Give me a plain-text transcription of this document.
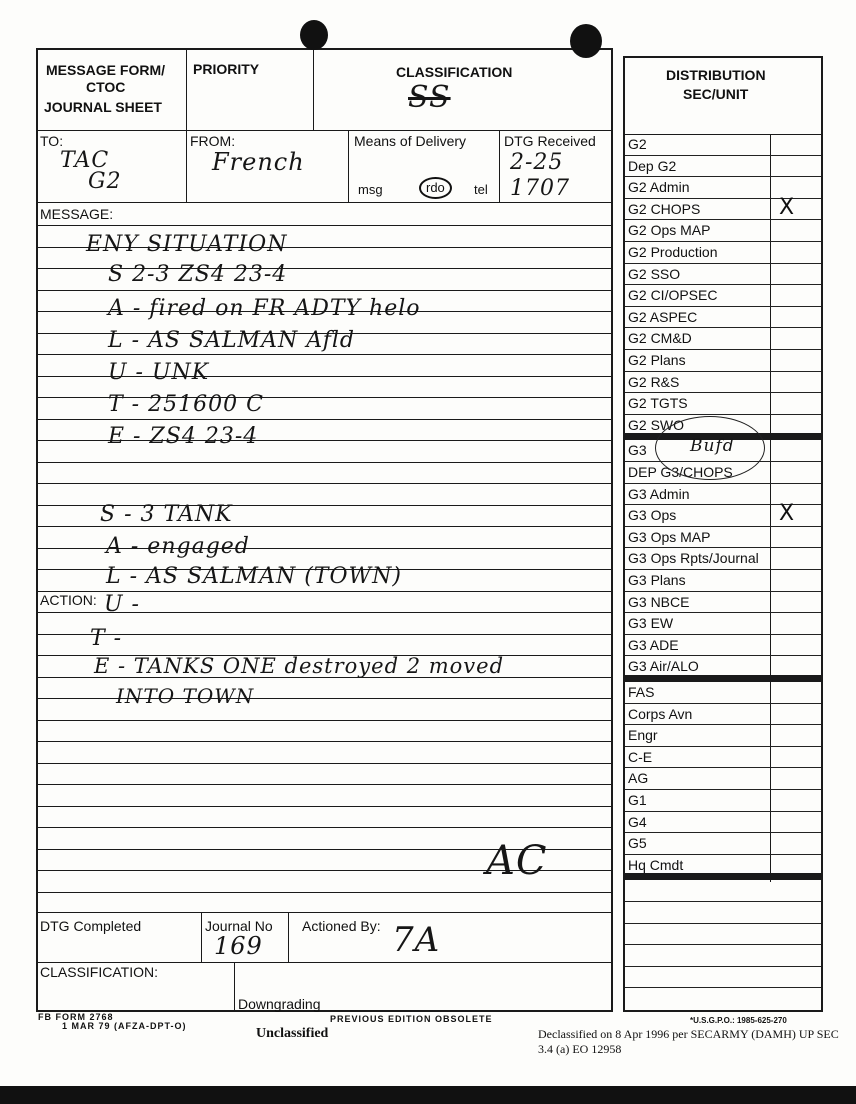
MESSAGE FORM/
CTOC
JOURNAL SHEET
PRIORITY	CLASSIFICATION
SS
TO:
TAC
G2
FROM:
French
Means of Delivery
msg	rdo	tel
DTG Received
2-25
1707
MESSAGE:
ENY SITUATION
S 2-3 ZS4 23-4
A - fired on FR ADTY helo
L - AS SALMAN Afld
U - UNK
T - 251600 C
E - ZS4 23-4
S - 3 TANK
A - engaged
L - AS SALMAN (TOWN)
ACTION: U -
T -
E - TANKS ONE destroyed 2 moved
INTO TOWN
AC
DTG Completed	Journal No
169
Actioned By: 7A
CLASSIFICATION:
Downgrading
DISTRIBUTION
SEC/UNIT
G2
Dep G2
G2 Admin
G2 CHOPS	X
G2 Ops MAP
G2 Production
G2 SSO
G2 CI/OPSEC
G2 ASPEC
G2 CM&D
G2 Plans
G2 R&S
G2 TGTS
G2 SWO
G3
DEP G3/CHOPS
G3 Admin
G3 Ops	X
G3 Ops MAP
G3 Ops Rpts/Journal
G3 Plans
G3 NBCE
G3 EW
G3 ADE
G3 Air/ALO
FAS
Corps Avn
Engr
C-E
AG
G1
G4
G5
Hq Cmdt
Bufd
FB FORM 2768
1 MAR 79 (AFZA-DPT-O)
PREVIOUS EDITION OBSOLETE	*U.S.G.P.O.: 1985-625-270
Unclassified	Declassified on 8 Apr 1996 per SECARMY (DAMH) UP SEC
3.4 (a) EO 12958
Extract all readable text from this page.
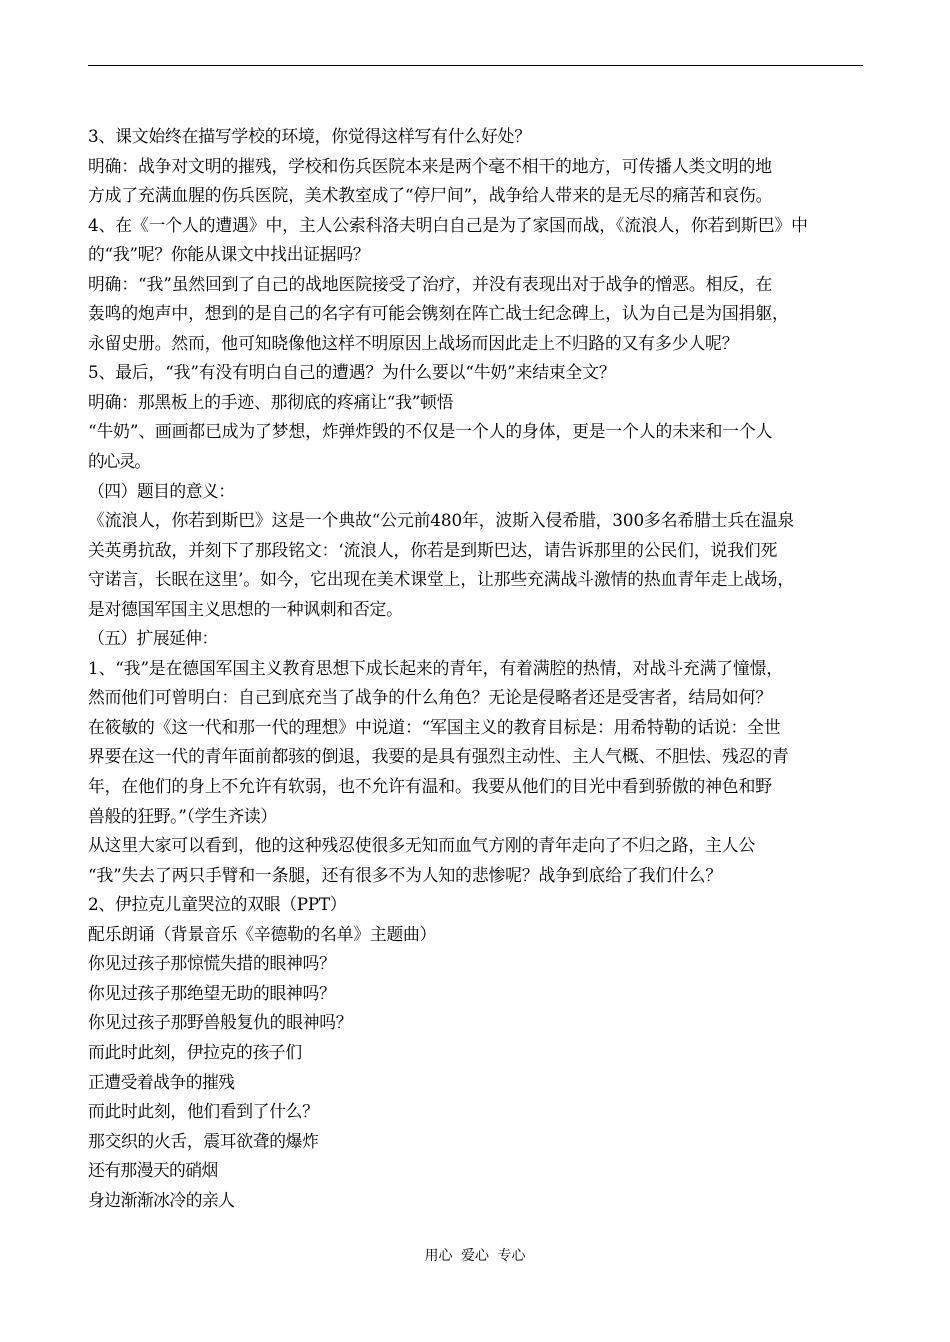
3、课文始终在描写学校的环境，你觉得这样写有什么好处？
明确：战争对文明的摧残，学校和伤兵医院本来是两个毫不相干的地方，可传播人类文明的地
方成了充满血腥的伤兵医院，美术教室成了“停尸间”，战争给人带来的是无尽的痛苦和哀伤。
4、在《一个人的遭遇》中，主人公索科洛夫明白自己是为了家国而战，《流浪人，你若到斯巴》中
的“我”呢？你能从课文中找出证据吗？
明确：“我”虽然回到了自己的战地医院接受了治疗，并没有表现出对于战争的憎恶。相反，在
轰鸣的炮声中，想到的是自己的名字有可能会镌刻在阵亡战士纪念碑上，认为自己是为国捐躯，
永留史册。然而，他可知晓像他这样不明原因上战场而因此走上不归路的又有多少人呢？
5、最后，“我”有没有明白自己的遭遇？为什么要以“牛奶”来结束全文？
明确：那黑板上的手迹、那彻底的疼痛让“我”顿悟
“牛奶”、画画都已成为了梦想，炸弹炸毁的不仅是一个人的身体，更是一个人的未来和一个人
的心灵。
（四）题目的意义：
《流浪人，你若到斯巴》这是一个典故“公元前480年，波斯入侵希腊，300多名希腊士兵在温泉
关英勇抗敌，并刻下了那段铭文：‘流浪人，你若是到斯巴达，请告诉那里的公民们，说我们死
守诺言，长眠在这里’。如今，它出现在美术课堂上，让那些充满战斗激情的热血青年走上战场，
是对德国军国主义思想的一种讽刺和否定。
（五）扩展延伸：
1、“我”是在德国军国主义教育思想下成长起来的青年，有着满腔的热情，对战斗充满了憧憬，
然而他们可曾明白：自己到底充当了战争的什么角色？无论是侵略者还是受害者，结局如何？
在筱敏的《这一代和那一代的理想》中说道：“军国主义的教育目标是：用希特勒的话说：全世
界要在这一代的青年面前都骇的倒退，我要的是具有强烈主动性、主人气概、不胆怯、残忍的青
年，在他们的身上不允许有软弱，也不允许有温和。我要从他们的目光中看到骄傲的神色和野
兽般的狂野。”（学生齐读）
从这里大家可以看到，他的这种残忍使很多无知而血气方刚的青年走向了不归之路，主人公
“我”失去了两只手臂和一条腿，还有很多不为人知的悲惨呢？战争到底给了我们什么？
2、伊拉克儿童哭泣的双眼（PPT）
配乐朗诵（背景音乐《辛德勒的名单》主题曲）
你见过孩子那惊慌失措的眼神吗？
你见过孩子那绝望无助的眼神吗？
你见过孩子那野兽般复仇的眼神吗？
而此时此刻，伊拉克的孩子们
正遭受着战争的摧残
而此时此刻，他们看到了什么？
那交织的火舌，震耳欲聋的爆炸
还有那漫天的硝烟
身边渐渐冰冷的亲人
用心 爱心 专心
------------------------------------------------
> What you need to do
Look for lines containing the string "你若到斯巴" and copy them all.

> The reply
4、在《一个人的遭遇》中，主人公索科洛夫明白自己是为了家国而战，《流浪人，你若到斯巴》中
《流浪人，你若到斯巴》这是一个典故“公元前480年，波斯入侵希腊，300多名希腊士兵在温泉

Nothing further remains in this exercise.